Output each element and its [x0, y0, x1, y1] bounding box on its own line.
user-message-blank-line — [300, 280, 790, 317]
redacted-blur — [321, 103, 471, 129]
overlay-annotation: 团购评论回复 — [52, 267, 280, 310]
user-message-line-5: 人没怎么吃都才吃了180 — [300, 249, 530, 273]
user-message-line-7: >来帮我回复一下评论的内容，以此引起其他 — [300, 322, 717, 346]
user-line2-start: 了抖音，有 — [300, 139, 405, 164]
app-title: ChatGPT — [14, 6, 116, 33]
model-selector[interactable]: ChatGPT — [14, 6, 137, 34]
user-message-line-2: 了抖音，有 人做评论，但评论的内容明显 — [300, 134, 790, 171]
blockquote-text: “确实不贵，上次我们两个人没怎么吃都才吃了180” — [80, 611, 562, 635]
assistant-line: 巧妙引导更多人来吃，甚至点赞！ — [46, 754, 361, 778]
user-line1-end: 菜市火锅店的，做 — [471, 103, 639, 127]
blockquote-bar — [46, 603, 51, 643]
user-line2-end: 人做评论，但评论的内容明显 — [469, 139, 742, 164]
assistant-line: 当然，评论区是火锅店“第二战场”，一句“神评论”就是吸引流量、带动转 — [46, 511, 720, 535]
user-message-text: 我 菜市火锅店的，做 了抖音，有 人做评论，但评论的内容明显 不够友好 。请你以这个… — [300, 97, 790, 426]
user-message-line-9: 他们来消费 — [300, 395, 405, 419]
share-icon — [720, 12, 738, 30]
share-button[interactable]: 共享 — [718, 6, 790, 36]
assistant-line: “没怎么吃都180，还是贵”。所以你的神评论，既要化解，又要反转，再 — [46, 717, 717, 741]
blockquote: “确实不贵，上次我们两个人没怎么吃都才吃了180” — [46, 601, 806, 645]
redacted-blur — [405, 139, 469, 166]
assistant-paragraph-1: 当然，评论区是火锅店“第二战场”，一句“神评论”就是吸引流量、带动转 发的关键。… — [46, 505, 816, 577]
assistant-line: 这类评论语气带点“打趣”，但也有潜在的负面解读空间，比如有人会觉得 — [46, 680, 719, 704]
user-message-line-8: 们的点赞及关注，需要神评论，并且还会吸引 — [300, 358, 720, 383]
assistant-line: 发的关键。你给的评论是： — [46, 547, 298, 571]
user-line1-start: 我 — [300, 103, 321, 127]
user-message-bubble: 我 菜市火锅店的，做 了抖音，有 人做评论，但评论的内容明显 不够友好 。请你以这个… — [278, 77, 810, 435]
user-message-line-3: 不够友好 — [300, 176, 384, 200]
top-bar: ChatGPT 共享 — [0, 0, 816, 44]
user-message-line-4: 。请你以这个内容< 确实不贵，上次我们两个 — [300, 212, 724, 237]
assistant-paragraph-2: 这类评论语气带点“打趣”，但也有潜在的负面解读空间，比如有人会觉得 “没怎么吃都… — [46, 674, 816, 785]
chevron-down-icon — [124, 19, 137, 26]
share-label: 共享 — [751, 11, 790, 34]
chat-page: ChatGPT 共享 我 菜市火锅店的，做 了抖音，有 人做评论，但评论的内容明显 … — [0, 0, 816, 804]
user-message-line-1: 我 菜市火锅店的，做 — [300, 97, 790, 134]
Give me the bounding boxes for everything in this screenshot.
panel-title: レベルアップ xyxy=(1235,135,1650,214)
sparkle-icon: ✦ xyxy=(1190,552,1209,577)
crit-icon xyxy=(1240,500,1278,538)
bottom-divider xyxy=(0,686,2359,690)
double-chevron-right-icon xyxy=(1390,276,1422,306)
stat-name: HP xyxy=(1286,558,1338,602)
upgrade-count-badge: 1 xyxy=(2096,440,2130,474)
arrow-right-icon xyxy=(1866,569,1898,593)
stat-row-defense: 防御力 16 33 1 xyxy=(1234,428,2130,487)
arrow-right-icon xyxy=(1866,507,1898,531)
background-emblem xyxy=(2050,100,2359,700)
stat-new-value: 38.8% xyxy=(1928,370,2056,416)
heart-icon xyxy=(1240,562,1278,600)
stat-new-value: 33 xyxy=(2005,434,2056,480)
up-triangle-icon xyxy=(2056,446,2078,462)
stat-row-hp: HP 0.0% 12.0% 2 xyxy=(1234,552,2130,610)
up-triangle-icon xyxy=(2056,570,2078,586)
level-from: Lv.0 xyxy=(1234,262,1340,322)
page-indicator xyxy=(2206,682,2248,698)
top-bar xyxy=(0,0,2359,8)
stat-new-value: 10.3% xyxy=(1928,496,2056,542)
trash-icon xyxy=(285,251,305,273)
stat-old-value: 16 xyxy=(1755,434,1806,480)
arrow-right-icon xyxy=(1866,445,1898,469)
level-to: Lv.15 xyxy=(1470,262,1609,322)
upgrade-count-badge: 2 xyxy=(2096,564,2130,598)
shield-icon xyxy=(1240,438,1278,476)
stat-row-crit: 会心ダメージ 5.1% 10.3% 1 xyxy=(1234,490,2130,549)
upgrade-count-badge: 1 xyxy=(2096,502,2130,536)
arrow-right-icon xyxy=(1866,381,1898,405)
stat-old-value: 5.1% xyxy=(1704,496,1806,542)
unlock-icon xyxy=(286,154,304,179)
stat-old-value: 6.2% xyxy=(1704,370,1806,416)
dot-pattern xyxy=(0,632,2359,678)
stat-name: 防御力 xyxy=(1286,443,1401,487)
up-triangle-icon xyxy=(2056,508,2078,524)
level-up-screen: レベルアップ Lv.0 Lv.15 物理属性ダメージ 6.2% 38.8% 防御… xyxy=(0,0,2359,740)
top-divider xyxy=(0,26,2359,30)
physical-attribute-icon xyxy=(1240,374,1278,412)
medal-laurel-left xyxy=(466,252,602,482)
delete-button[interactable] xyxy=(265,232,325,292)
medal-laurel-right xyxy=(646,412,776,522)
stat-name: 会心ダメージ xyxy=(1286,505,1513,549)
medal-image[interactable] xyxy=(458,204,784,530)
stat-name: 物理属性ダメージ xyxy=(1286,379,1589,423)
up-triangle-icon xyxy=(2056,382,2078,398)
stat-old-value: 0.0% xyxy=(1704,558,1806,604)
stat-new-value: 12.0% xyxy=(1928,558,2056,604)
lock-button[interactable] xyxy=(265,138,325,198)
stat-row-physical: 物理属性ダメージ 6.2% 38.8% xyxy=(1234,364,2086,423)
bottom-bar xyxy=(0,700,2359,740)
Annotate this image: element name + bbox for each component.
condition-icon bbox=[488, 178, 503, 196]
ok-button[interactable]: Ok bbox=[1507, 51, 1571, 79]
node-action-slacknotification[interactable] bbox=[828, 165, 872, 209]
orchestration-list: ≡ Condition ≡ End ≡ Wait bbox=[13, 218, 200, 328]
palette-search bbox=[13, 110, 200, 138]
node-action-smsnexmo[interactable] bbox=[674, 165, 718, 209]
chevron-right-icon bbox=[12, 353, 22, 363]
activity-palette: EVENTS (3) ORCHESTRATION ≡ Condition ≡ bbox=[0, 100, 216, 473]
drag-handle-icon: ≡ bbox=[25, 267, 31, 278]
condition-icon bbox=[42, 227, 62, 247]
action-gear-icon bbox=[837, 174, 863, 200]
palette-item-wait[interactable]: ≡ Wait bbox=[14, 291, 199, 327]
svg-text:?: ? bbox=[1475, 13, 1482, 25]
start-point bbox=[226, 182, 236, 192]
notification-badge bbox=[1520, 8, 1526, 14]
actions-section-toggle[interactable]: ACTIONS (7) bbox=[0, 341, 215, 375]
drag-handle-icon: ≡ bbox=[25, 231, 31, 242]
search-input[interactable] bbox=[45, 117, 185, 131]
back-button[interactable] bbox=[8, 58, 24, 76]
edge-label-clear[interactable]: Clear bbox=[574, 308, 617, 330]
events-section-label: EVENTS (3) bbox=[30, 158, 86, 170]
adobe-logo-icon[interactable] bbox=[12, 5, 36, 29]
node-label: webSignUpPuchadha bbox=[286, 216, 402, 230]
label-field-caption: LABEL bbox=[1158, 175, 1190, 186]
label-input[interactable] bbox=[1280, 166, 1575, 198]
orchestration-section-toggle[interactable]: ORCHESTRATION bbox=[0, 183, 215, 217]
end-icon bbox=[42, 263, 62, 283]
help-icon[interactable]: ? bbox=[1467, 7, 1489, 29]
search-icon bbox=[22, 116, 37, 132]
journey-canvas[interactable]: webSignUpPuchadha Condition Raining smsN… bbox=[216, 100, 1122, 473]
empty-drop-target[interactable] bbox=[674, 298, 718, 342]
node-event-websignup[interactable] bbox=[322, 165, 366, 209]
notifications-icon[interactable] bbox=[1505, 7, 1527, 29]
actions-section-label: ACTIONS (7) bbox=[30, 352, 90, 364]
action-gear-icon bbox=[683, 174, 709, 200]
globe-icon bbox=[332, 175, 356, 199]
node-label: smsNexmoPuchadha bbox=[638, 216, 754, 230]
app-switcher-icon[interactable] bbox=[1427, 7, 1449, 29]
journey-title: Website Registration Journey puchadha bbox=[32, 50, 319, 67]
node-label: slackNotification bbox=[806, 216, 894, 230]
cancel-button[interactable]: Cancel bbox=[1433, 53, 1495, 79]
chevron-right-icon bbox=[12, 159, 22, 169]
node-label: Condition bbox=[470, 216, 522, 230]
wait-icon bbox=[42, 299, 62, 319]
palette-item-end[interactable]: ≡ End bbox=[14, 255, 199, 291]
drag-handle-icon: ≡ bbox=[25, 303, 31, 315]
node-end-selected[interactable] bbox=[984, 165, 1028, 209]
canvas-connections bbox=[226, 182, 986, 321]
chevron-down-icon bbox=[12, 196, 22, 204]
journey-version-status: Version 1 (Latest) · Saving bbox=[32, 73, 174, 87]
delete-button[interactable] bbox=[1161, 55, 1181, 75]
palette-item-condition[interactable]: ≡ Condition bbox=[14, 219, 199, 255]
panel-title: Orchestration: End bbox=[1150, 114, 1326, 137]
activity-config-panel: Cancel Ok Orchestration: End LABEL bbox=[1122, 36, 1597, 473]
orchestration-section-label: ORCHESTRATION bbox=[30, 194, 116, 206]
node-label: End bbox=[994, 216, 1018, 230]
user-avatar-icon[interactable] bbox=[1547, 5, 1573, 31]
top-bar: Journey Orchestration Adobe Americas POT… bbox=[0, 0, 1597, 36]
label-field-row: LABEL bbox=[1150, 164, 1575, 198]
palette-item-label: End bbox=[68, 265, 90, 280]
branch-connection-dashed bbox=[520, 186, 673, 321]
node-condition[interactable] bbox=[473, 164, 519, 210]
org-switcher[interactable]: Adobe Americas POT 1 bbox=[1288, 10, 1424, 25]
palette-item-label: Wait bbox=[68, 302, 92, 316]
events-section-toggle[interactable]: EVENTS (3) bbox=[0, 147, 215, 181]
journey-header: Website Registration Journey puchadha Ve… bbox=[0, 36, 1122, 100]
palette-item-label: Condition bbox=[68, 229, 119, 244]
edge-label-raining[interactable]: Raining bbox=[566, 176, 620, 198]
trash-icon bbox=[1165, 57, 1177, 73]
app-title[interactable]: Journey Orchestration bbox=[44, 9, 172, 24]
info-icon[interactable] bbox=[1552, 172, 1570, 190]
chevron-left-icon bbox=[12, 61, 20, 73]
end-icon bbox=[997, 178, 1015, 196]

:: SHORT TASK ::
Copy out the records word for word, from the very beginning down through the line containing "assistant-line: 巧妙引导更多人来吃，甚至点赞！ —", and stop there.

:: WRITTEN ANSWER ::
Output each element and its [x0, y0, x1, y1] bounding box on its own line.
user-message-blank-line — [300, 280, 790, 317]
redacted-blur — [321, 103, 471, 129]
overlay-annotation: 团购评论回复 — [52, 267, 280, 310]
user-message-line-5: 人没怎么吃都才吃了180 — [300, 249, 530, 273]
user-message-line-7: >来帮我回复一下评论的内容，以此引起其他 — [300, 322, 717, 346]
user-line2-start: 了抖音，有 — [300, 139, 405, 164]
app-title: ChatGPT — [14, 6, 116, 33]
model-selector[interactable]: ChatGPT — [14, 6, 137, 34]
user-message-line-2: 了抖音，有 人做评论，但评论的内容明显 — [300, 134, 790, 171]
blockquote-text: “确实不贵，上次我们两个人没怎么吃都才吃了180” — [80, 611, 562, 635]
assistant-line: 巧妙引导更多人来吃，甚至点赞！ — [46, 754, 361, 778]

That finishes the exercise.